Scan the entries below and extract each line with the word "Streptococcus" in it.

**Information provided**
____
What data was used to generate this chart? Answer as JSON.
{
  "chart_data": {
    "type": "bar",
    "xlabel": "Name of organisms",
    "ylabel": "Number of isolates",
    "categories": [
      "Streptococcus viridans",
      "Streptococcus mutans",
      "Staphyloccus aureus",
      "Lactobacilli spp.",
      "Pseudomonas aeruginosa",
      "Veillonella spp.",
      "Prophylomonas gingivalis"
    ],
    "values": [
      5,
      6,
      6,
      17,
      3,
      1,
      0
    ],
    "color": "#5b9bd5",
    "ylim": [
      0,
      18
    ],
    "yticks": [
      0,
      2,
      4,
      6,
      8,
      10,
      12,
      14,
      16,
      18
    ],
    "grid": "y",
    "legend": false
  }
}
____
**Exercise answer**
      "Streptococcus viridans",
      "Streptococcus mutans",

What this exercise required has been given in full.